Identify the lines that contain the word "RemCom", then copy them.

[Records from a data collection]

....................

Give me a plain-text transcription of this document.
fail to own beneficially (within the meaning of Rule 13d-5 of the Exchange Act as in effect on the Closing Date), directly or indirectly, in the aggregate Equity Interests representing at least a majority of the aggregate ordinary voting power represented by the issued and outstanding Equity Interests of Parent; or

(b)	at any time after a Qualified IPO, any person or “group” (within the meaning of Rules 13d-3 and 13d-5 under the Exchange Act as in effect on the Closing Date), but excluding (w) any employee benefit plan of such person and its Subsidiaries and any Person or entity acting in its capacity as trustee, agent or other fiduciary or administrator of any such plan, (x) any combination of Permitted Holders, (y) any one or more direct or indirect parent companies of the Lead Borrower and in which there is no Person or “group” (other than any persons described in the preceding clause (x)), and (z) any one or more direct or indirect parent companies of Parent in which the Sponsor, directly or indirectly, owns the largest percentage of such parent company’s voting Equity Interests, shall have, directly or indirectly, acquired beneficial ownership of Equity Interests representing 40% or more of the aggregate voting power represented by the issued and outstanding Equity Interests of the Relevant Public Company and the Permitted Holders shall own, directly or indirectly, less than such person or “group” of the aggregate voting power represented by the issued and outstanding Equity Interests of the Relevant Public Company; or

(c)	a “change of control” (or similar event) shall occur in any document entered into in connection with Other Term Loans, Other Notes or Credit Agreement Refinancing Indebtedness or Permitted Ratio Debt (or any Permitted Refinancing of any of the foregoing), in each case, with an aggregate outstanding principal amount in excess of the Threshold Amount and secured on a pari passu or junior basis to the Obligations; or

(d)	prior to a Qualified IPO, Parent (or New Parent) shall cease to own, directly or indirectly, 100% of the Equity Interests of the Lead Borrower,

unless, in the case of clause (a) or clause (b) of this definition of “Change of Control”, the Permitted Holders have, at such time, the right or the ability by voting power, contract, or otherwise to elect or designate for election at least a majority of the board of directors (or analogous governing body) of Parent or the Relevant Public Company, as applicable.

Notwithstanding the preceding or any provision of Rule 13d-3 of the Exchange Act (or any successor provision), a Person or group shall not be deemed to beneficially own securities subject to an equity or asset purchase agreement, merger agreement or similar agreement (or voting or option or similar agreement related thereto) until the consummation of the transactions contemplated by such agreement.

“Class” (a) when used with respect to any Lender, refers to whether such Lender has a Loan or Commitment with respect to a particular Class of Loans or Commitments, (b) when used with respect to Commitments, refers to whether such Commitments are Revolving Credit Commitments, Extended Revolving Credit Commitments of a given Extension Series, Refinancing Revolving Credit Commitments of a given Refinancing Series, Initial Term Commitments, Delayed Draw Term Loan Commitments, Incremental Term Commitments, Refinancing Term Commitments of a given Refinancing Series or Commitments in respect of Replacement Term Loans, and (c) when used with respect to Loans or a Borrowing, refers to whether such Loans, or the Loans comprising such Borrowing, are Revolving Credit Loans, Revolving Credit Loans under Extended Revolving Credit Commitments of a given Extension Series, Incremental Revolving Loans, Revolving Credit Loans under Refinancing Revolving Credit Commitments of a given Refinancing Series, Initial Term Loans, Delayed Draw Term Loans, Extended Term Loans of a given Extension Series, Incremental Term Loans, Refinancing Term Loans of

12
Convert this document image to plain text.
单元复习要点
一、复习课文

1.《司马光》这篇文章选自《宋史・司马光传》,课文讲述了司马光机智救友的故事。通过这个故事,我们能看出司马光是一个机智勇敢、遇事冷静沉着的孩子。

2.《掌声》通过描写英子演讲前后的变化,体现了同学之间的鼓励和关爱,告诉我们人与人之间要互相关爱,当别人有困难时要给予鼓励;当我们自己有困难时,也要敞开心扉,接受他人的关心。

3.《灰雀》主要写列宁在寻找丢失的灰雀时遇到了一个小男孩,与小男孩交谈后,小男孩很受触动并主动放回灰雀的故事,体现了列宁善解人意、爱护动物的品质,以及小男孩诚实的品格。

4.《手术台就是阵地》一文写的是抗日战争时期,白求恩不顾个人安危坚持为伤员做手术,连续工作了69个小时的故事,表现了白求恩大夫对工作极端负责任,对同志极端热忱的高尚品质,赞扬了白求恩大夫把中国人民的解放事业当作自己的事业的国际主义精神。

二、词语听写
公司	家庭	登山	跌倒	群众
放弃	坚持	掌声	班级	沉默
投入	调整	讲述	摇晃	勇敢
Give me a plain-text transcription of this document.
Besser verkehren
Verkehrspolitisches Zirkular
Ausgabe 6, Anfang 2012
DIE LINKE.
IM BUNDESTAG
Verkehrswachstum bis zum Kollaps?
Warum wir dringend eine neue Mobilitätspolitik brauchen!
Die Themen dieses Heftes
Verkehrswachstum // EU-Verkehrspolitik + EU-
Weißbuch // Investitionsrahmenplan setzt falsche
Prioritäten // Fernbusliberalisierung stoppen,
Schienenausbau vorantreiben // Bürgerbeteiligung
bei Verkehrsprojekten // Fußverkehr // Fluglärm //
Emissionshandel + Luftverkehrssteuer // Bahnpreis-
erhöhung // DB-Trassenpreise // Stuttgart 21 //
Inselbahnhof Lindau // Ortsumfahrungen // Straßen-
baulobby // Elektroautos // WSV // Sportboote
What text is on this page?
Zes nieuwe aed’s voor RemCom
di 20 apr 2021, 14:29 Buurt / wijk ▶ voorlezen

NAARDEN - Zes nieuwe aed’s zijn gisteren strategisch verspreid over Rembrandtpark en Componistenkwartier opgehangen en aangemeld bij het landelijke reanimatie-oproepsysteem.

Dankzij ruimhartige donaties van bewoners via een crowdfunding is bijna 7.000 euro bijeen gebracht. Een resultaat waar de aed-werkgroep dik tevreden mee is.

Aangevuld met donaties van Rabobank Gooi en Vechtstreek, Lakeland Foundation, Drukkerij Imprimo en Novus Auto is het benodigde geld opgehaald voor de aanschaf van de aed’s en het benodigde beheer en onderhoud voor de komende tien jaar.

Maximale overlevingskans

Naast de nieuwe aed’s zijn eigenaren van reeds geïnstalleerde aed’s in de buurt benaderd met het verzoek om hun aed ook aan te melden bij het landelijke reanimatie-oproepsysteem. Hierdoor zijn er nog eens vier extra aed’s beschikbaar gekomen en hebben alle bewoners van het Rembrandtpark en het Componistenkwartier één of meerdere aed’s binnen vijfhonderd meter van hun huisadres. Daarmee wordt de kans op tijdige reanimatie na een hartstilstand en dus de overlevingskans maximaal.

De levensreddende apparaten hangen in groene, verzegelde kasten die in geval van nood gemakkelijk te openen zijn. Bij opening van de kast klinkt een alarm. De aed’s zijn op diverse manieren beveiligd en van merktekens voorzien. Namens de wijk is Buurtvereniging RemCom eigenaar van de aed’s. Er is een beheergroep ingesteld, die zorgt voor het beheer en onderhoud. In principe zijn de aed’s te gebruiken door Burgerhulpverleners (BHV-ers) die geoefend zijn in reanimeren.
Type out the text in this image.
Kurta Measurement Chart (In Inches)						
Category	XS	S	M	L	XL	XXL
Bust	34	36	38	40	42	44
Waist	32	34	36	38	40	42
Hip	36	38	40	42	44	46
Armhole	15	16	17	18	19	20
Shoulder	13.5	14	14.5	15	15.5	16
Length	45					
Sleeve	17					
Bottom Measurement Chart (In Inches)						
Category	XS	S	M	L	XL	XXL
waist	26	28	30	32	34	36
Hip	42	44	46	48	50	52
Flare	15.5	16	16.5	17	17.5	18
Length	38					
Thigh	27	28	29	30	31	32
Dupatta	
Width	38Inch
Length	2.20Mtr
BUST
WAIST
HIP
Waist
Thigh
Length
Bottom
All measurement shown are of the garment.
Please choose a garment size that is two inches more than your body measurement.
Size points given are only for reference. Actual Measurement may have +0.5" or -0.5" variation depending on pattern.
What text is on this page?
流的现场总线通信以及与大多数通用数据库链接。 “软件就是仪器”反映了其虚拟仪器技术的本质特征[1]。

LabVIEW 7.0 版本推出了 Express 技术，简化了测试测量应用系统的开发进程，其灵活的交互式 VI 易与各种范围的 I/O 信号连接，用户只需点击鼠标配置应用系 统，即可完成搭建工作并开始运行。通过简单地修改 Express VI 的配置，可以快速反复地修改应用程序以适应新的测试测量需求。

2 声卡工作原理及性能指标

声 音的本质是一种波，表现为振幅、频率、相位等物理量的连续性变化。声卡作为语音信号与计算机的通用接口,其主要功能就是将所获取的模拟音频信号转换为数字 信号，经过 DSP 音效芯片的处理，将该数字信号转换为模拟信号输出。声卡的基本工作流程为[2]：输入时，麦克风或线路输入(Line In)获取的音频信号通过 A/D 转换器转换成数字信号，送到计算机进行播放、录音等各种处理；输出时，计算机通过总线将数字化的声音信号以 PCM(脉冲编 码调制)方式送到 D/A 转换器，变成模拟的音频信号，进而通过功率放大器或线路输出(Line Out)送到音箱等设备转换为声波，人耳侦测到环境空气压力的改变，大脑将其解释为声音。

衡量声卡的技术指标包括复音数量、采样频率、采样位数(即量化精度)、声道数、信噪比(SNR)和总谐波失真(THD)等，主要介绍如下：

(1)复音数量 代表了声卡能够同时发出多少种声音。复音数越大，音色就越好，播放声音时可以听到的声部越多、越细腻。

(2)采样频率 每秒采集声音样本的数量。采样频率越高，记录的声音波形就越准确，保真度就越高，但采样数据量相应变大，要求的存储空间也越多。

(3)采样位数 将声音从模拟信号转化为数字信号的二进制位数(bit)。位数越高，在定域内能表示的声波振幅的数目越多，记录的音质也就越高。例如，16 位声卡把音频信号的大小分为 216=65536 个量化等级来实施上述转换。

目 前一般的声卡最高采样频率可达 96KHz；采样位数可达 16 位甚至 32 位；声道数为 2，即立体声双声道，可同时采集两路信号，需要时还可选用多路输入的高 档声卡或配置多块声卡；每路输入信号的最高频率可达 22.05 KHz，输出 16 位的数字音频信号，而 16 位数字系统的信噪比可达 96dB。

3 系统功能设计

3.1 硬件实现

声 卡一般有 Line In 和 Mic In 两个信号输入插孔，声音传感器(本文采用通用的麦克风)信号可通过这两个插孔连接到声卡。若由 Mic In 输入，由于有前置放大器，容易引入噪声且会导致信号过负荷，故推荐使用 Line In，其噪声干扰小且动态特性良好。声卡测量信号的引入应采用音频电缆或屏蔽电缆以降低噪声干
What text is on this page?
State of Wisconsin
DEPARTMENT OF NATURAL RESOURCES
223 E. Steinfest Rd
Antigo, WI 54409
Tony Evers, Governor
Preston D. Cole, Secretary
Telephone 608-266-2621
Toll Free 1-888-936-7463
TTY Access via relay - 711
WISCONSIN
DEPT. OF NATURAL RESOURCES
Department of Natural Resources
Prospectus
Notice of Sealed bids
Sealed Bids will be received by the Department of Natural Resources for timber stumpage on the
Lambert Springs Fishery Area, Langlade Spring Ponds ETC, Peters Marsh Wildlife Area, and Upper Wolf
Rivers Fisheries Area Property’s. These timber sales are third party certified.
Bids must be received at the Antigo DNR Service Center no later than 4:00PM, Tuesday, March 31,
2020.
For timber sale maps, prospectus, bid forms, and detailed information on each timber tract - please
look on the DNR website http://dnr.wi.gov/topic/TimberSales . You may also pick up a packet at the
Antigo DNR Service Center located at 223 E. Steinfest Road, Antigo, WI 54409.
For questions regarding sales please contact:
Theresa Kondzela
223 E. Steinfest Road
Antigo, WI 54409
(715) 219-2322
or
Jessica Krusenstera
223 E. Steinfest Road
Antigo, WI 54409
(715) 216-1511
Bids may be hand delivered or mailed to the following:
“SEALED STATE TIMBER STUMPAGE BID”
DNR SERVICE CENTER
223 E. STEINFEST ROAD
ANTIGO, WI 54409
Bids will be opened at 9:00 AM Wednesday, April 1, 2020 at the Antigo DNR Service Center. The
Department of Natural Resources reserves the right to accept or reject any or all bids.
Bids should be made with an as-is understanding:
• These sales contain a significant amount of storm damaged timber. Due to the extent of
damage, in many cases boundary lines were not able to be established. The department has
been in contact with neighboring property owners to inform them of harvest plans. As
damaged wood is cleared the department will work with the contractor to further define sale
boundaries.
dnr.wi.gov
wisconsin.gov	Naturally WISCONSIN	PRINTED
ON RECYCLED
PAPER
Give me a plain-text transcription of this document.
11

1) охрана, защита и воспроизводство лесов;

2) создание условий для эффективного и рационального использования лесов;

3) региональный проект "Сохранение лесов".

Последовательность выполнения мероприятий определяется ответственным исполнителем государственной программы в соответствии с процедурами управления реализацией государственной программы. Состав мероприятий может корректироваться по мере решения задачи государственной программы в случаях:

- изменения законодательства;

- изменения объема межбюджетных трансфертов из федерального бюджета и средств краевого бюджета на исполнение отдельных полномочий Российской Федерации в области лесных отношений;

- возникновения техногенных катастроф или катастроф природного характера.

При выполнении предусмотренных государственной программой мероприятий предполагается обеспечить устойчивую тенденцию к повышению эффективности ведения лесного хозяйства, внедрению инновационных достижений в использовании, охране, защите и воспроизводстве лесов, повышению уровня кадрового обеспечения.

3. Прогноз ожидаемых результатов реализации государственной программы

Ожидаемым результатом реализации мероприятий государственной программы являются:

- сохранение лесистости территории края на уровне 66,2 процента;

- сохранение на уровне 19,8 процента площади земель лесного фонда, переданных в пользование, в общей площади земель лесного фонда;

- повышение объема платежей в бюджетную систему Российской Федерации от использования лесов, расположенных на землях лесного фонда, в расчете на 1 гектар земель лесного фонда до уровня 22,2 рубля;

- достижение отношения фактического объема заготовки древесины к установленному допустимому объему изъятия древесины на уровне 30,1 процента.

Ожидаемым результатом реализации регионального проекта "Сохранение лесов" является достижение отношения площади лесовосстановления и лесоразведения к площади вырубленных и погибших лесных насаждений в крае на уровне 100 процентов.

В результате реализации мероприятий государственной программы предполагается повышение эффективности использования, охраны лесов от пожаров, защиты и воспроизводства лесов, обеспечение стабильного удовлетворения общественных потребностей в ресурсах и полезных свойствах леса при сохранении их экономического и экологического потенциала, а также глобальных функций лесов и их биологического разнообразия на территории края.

....................

# Answer:
Zes nieuwe aed’s voor RemCom
De levensreddende apparaten hangen in groene, verzegelde kasten die in geval van nood gemakkelijk te openen zijn. Bij opening van de kast klinkt een alarm. De aed’s zijn op diverse manieren beveiligd en van merktekens voorzien. Namens de wijk is Buurtvereniging RemCom eigenaar van de aed’s. Er is een beheergroep ingesteld, die zorgt voor het beheer en onderhoud. In principe zijn de aed’s te gebruiken door Burgerhulpverleners (BHV-ers) die geoefend zijn in reanimeren.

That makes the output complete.